Data records
※

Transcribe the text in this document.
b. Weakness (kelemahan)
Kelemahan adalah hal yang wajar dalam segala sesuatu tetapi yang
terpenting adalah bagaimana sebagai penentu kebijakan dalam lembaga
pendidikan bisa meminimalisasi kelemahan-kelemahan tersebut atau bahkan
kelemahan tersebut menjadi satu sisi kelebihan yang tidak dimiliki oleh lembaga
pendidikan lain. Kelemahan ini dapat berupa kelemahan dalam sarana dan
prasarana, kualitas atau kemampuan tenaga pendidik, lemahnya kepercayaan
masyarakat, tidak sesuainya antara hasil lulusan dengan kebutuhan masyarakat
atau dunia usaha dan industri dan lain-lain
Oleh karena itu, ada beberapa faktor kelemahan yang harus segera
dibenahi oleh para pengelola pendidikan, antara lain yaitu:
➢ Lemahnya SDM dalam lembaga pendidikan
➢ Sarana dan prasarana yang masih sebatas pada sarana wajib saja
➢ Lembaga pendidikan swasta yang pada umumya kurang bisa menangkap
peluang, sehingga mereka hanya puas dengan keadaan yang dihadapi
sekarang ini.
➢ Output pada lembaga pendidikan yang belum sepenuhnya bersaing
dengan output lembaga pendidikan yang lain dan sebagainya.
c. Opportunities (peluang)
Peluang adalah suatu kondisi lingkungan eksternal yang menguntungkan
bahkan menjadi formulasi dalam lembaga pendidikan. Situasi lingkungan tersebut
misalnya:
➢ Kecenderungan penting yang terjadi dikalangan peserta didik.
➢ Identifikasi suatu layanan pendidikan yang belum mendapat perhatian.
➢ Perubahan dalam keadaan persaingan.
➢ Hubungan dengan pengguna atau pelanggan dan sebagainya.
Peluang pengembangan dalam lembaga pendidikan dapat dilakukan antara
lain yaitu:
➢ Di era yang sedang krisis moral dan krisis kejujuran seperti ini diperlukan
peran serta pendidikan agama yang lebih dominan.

※

[YOUR TASK] Copy out every line holding the string "atau".

[RESULT BELOW]
pendidikan bisa meminimalisasi kelemahan-kelemahan tersebut atau bahkan
prasarana, kualitas atau kemampuan tenaga pendidik, lemahnya kepercayaan
atau dunia usaha dan industri dan lain-lain
➢ Hubungan dengan pengguna atau pelanggan dan sebagainya.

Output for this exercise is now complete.